» EXERCISE DIRECTIONS: Say how many lines hold the string "export"; please write nothing but the number.

» DATA TO PROCESS:
----

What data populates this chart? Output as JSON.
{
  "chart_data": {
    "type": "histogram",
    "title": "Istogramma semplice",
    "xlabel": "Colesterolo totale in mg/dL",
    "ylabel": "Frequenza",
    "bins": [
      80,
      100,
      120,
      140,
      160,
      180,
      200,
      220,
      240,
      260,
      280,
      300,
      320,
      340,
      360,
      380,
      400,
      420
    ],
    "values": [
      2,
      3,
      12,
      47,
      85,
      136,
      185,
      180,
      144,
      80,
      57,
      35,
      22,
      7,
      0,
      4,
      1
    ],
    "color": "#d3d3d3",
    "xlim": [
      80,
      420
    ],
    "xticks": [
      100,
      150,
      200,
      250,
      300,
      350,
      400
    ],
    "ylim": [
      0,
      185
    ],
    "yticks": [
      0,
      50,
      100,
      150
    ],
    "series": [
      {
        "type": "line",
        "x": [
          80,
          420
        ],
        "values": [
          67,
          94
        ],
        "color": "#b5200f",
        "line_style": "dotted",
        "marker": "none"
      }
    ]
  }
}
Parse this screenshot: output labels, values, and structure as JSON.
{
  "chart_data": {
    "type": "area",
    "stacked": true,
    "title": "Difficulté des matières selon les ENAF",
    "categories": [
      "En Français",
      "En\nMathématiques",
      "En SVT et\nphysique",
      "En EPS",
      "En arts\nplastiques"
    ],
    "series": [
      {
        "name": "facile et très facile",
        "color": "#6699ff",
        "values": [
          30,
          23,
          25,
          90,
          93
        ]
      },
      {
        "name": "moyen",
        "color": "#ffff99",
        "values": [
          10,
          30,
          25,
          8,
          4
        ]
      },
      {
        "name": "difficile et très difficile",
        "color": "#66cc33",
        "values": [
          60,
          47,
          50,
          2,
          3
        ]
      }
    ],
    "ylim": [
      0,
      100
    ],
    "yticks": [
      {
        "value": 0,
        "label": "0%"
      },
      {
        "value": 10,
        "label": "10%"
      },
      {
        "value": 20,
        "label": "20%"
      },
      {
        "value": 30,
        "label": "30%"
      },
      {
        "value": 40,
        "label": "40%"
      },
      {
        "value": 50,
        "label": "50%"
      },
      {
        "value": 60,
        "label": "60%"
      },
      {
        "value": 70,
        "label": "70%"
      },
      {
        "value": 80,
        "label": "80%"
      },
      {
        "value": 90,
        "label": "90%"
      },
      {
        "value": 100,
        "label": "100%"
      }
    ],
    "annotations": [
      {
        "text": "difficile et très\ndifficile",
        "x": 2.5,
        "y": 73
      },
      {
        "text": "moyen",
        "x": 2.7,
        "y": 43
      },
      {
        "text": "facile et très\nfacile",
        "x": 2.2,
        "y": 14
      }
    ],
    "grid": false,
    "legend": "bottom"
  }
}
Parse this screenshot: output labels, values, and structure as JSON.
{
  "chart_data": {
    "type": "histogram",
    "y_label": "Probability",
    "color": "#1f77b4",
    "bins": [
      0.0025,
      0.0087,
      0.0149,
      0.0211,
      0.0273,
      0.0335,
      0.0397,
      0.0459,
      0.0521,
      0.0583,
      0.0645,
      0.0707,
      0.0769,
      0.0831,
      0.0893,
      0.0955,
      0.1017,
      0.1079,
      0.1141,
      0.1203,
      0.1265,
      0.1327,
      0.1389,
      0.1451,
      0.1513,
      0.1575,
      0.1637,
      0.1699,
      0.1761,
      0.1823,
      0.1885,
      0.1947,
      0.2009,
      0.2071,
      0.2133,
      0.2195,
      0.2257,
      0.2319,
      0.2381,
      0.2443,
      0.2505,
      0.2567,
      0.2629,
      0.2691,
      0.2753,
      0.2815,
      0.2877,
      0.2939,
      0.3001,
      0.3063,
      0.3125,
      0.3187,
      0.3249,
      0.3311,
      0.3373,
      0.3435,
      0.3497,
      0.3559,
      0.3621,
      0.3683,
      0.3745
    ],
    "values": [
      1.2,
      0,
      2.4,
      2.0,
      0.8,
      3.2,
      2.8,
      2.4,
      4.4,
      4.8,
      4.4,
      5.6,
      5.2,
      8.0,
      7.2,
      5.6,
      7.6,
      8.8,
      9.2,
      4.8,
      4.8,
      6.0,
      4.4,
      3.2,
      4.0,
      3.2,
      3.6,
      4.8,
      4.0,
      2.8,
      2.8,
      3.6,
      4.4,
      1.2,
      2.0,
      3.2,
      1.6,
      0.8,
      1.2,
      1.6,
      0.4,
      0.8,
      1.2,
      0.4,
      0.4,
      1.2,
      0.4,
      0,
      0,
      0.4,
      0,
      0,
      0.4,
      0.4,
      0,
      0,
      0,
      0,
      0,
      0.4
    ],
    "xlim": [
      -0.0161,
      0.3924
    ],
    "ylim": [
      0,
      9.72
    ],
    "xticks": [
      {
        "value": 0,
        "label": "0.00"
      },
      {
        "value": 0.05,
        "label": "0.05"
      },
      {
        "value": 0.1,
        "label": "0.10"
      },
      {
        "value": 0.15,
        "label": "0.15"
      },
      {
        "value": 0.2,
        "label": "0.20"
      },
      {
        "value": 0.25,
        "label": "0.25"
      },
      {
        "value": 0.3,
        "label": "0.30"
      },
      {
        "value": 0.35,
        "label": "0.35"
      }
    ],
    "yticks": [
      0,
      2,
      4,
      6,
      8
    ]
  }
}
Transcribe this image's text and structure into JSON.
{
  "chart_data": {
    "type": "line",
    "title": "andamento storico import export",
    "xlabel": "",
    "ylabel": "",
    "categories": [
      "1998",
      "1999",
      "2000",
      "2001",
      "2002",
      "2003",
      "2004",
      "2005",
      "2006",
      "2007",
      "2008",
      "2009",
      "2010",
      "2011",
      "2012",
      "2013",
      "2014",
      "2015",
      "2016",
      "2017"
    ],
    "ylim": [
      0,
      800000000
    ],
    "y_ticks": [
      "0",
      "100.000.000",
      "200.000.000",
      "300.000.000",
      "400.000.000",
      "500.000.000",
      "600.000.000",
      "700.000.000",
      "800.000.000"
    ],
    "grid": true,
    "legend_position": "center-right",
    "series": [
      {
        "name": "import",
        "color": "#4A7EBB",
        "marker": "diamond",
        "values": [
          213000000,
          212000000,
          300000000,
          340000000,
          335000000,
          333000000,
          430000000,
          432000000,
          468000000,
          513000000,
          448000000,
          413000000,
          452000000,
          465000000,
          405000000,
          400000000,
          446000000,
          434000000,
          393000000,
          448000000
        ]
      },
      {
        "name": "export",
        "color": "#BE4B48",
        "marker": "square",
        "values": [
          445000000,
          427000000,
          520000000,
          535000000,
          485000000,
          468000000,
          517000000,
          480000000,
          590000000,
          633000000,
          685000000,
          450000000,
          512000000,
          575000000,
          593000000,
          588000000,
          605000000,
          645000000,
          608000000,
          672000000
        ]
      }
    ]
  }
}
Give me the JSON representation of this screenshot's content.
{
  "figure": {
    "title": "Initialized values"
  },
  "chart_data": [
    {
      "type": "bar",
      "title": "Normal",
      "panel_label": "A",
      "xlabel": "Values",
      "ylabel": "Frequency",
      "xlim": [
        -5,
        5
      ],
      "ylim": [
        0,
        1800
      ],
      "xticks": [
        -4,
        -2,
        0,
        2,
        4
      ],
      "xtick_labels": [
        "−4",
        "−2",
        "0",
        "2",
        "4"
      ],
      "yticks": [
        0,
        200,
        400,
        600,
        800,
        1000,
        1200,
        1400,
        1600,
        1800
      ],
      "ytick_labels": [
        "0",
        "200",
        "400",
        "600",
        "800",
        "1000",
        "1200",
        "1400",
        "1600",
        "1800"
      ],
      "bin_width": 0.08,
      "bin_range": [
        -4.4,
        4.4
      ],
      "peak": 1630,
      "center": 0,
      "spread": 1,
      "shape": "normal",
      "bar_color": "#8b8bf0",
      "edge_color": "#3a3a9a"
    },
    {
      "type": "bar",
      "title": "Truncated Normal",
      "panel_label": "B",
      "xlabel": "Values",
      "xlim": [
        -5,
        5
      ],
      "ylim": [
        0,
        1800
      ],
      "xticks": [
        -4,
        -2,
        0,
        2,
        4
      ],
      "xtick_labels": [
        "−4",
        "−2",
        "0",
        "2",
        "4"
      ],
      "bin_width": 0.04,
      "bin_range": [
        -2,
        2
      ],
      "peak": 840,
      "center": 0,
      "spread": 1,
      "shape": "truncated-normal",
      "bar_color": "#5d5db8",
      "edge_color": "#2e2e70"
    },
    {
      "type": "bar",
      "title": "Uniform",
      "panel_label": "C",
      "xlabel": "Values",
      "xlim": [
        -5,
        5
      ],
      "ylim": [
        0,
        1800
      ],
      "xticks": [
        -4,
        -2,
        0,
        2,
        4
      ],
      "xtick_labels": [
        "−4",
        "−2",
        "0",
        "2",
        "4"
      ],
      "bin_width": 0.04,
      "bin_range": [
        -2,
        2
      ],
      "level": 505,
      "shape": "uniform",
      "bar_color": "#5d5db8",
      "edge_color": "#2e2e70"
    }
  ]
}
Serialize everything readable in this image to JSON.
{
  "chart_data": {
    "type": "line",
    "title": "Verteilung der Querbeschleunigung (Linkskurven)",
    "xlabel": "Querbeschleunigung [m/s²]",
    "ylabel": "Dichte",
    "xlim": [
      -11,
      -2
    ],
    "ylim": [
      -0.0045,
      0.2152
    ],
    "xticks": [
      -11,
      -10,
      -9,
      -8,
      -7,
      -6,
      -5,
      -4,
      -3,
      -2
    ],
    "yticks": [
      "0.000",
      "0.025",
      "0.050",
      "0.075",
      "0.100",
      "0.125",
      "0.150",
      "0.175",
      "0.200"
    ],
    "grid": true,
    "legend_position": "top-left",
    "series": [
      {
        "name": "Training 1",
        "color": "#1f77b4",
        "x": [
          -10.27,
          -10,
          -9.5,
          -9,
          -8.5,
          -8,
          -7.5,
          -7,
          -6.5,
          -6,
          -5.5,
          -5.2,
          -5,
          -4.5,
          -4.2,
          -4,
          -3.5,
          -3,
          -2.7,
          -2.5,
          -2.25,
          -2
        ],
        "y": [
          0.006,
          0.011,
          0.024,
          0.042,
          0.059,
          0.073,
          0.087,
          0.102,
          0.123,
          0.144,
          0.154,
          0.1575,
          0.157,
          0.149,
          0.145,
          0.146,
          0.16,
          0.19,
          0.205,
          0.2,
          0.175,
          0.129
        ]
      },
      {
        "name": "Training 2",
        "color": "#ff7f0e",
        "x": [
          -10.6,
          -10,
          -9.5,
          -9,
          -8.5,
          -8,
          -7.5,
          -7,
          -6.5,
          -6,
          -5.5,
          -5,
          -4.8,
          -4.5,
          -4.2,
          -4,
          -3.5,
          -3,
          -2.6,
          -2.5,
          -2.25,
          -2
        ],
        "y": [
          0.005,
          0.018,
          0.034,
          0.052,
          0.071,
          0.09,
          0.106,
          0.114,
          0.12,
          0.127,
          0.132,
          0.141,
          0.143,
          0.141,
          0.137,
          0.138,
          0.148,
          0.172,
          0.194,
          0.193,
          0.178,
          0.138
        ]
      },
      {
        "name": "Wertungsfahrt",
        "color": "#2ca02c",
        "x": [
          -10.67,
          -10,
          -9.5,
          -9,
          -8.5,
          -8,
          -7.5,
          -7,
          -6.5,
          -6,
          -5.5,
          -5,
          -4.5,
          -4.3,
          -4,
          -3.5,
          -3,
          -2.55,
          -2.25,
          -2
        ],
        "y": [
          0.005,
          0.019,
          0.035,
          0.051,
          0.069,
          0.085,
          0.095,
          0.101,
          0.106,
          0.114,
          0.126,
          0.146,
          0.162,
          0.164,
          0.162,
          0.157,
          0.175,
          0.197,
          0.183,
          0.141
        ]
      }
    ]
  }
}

----

» WRITTEN RESPONSE: 2